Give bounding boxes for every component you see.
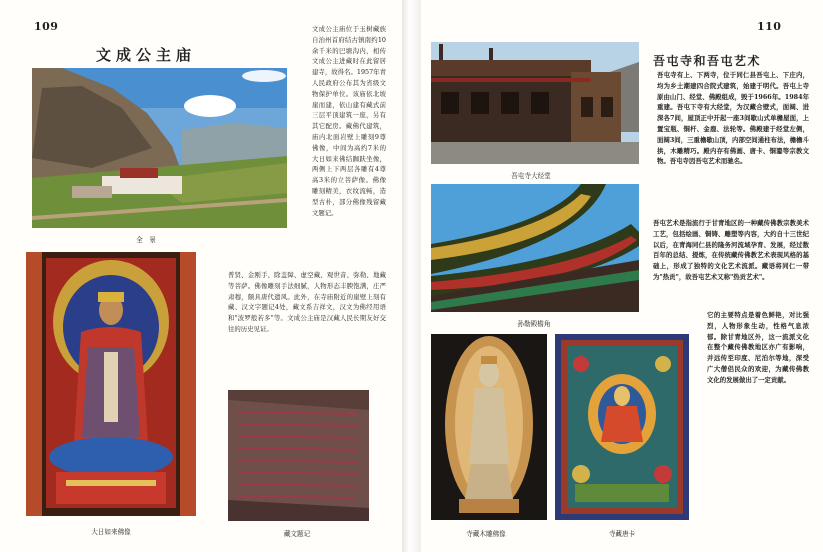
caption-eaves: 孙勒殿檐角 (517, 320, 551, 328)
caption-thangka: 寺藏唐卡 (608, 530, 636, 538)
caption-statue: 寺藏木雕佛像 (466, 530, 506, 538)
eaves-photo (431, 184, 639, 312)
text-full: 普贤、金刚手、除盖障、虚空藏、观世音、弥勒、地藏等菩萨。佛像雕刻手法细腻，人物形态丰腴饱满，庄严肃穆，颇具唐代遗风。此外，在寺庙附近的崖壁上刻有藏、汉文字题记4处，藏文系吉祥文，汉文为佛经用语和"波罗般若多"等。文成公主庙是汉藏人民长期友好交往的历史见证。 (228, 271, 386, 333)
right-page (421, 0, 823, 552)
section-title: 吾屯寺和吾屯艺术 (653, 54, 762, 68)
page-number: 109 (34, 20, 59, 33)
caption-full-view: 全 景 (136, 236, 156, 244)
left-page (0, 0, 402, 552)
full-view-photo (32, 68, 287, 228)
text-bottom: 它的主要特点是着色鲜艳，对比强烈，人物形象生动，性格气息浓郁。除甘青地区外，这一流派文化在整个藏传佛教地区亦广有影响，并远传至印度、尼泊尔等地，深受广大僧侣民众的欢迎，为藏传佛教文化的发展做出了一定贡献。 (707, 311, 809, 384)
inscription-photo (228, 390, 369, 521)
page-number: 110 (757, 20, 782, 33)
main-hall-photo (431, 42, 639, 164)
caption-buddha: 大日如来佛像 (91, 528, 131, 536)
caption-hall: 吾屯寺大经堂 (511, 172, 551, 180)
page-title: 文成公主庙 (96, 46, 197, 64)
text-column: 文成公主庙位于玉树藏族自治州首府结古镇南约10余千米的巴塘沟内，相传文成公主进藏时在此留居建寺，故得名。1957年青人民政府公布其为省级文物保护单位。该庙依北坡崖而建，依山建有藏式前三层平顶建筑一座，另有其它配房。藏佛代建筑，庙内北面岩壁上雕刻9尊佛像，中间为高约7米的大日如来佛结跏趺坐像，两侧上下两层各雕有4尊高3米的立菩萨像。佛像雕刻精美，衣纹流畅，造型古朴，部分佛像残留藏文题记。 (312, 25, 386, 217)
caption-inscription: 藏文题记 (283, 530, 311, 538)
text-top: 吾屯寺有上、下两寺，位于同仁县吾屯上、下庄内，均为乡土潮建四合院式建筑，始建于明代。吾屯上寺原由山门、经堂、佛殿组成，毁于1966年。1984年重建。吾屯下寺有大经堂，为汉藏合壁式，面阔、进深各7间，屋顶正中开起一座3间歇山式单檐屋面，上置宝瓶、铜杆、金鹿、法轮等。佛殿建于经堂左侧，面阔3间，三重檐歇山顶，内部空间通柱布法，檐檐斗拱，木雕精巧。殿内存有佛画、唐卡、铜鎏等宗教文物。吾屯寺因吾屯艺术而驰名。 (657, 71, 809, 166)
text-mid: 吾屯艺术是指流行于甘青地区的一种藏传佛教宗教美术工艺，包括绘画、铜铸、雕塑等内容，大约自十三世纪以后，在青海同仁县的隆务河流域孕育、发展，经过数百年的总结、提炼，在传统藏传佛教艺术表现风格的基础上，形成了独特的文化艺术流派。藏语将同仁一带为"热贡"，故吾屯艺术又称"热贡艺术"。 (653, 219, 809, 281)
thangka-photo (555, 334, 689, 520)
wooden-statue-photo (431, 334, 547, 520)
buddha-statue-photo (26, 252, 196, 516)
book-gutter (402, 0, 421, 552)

|---|

Rewrite the data as a numbered list, starting with the line that contains "caption-eaves: 孙勒殿檐角 (517, 320, 551, 328)" and going on through the line that contains "caption-hall: 吾屯寺大经堂 (511, 172, 551, 180)", both included. Leave out any blank lines.

**Response to this exercise**
1. caption-eaves: 孙勒殿檐角 (517, 320, 551, 328)
2. caption-thangka: 寺藏唐卡 (608, 530, 636, 538)
3. caption-statue: 寺藏木雕佛像 (466, 530, 506, 538)
4. eaves-photo (431, 184, 639, 312)
5. text-full: 普贤、金刚手、除盖障、虚空藏、观世音、弥勒、地藏等菩萨。佛像雕刻手法细腻，人物形态丰腴饱满，庄严肃穆，颇具唐代遗风。此外，在寺庙附近的崖壁上刻有藏、汉文字题记4处，藏文系吉祥文，汉文为佛经用语和"波罗般若多"等。文成公主庙是汉藏人民长期友好交往的历史见证。 (228, 271, 386, 333)
6. right-page (421, 0, 823, 552)
7. section-title: 吾屯寺和吾屯艺术 (653, 54, 762, 68)
8. page-number: 109 (34, 20, 59, 33)
9. caption-full-view: 全 景 (136, 236, 156, 244)
10. left-page (0, 0, 402, 552)
11. full-view-photo (32, 68, 287, 228)
12. text-bottom: 它的主要特点是着色鲜艳，对比强烈，人物形象生动，性格气息浓郁。除甘青地区外，这一流派文化在整个藏传佛教地区亦广有影响，并远传至印度、尼泊尔等地，深受广大僧侣民众的欢迎，为藏传佛教文化的发展做出了一定贡献。 (707, 311, 809, 384)
13. inscription-photo (228, 390, 369, 521)
14. page-number: 110 (757, 20, 782, 33)
15. main-hall-photo (431, 42, 639, 164)
16. caption-buddha: 大日如来佛像 (91, 528, 131, 536)
17. caption-hall: 吾屯寺大经堂 (511, 172, 551, 180)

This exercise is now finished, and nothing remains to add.